Start of Input
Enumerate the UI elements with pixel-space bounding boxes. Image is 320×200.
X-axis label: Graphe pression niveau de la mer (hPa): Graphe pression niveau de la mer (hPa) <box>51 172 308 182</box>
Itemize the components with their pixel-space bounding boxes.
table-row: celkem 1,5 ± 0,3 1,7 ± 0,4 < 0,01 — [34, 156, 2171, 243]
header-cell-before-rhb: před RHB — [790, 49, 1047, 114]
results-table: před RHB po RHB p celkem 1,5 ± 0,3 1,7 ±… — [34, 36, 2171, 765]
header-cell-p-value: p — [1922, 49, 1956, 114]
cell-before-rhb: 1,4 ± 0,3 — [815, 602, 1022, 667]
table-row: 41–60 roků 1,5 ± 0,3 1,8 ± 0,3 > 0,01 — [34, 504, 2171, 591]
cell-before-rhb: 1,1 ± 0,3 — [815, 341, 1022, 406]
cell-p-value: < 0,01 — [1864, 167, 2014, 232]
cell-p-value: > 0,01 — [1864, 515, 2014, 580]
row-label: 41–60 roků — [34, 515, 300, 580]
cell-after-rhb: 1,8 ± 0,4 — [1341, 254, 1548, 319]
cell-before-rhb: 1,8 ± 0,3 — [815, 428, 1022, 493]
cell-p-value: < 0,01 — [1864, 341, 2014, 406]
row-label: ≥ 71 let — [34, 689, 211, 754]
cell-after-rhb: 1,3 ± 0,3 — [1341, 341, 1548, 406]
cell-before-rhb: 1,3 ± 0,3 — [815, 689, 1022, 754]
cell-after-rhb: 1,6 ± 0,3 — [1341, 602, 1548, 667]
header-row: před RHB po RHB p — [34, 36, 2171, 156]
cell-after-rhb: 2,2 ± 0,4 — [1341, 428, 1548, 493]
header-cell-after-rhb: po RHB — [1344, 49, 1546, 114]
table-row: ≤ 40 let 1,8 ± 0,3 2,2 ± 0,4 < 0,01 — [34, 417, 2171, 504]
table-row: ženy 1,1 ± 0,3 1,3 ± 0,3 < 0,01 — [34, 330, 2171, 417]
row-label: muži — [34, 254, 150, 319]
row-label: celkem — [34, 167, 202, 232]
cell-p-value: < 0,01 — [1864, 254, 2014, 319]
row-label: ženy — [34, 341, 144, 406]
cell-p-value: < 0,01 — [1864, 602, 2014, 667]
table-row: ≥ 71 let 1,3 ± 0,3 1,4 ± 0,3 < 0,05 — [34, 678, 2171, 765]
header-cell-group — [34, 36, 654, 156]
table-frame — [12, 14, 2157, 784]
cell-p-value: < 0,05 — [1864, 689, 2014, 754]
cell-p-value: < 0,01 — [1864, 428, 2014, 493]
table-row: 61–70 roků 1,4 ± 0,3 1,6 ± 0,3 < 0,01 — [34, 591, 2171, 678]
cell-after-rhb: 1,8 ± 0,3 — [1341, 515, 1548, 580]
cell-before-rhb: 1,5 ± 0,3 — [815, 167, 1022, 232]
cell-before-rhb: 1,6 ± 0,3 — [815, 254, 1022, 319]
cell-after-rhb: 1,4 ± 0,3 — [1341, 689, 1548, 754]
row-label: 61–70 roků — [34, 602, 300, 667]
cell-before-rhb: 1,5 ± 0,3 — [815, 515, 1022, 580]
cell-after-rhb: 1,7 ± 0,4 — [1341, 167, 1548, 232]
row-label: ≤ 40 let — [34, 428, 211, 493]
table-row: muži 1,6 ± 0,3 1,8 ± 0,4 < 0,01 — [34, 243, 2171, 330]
End of Input
Task objective.
Rewrite all of the data with every instance of "row-label" renamed to "row-header", leaving everything else unchanged.

Right answer.
Enumerate the UI elements with pixel-space bounding boxes. Image is 320×200.
X-axis label: Graphe pression niveau de la mer (hPa): Graphe pression niveau de la mer (hPa) <box>51 172 308 182</box>
Itemize the components with their pixel-space bounding boxes.
table-row: celkem 1,5 ± 0,3 1,7 ± 0,4 < 0,01 — [34, 156, 2171, 243]
header-cell-before-rhb: před RHB — [790, 49, 1047, 114]
results-table: před RHB po RHB p celkem 1,5 ± 0,3 1,7 ±… — [34, 36, 2171, 765]
header-cell-p-value: p — [1922, 49, 1956, 114]
cell-before-rhb: 1,4 ± 0,3 — [815, 602, 1022, 667]
table-row: 41–60 roků 1,5 ± 0,3 1,8 ± 0,3 > 0,01 — [34, 504, 2171, 591]
cell-before-rhb: 1,1 ± 0,3 — [815, 341, 1022, 406]
cell-p-value: < 0,01 — [1864, 167, 2014, 232]
cell-p-value: > 0,01 — [1864, 515, 2014, 580]
row-header: 41–60 roků — [34, 515, 300, 580]
cell-after-rhb: 1,8 ± 0,4 — [1341, 254, 1548, 319]
cell-before-rhb: 1,8 ± 0,3 — [815, 428, 1022, 493]
cell-p-value: < 0,01 — [1864, 341, 2014, 406]
row-header: ≥ 71 let — [34, 689, 211, 754]
cell-after-rhb: 1,3 ± 0,3 — [1341, 341, 1548, 406]
cell-before-rhb: 1,3 ± 0,3 — [815, 689, 1022, 754]
cell-after-rhb: 1,6 ± 0,3 — [1341, 602, 1548, 667]
header-row: před RHB po RHB p — [34, 36, 2171, 156]
cell-after-rhb: 2,2 ± 0,4 — [1341, 428, 1548, 493]
header-cell-after-rhb: po RHB — [1344, 49, 1546, 114]
table-row: ≤ 40 let 1,8 ± 0,3 2,2 ± 0,4 < 0,01 — [34, 417, 2171, 504]
table-row: ženy 1,1 ± 0,3 1,3 ± 0,3 < 0,01 — [34, 330, 2171, 417]
row-header: muži — [34, 254, 150, 319]
row-header: celkem — [34, 167, 202, 232]
cell-p-value: < 0,01 — [1864, 254, 2014, 319]
row-header: ženy — [34, 341, 144, 406]
cell-p-value: < 0,01 — [1864, 602, 2014, 667]
table-row: ≥ 71 let 1,3 ± 0,3 1,4 ± 0,3 < 0,05 — [34, 678, 2171, 765]
header-cell-group — [34, 36, 654, 156]
table-frame — [12, 14, 2157, 784]
cell-p-value: < 0,05 — [1864, 689, 2014, 754]
cell-p-value: < 0,01 — [1864, 428, 2014, 493]
table-row: 61–70 roků 1,4 ± 0,3 1,6 ± 0,3 < 0,01 — [34, 591, 2171, 678]
cell-after-rhb: 1,8 ± 0,3 — [1341, 515, 1548, 580]
cell-before-rhb: 1,5 ± 0,3 — [815, 167, 1022, 232]
cell-before-rhb: 1,6 ± 0,3 — [815, 254, 1022, 319]
cell-after-rhb: 1,4 ± 0,3 — [1341, 689, 1548, 754]
row-header: 61–70 roků — [34, 602, 300, 667]
cell-before-rhb: 1,5 ± 0,3 — [815, 515, 1022, 580]
cell-after-rhb: 1,7 ± 0,4 — [1341, 167, 1548, 232]
row-header: ≤ 40 let — [34, 428, 211, 493]
table-row: muži 1,6 ± 0,3 1,8 ± 0,4 < 0,01 — [34, 243, 2171, 330]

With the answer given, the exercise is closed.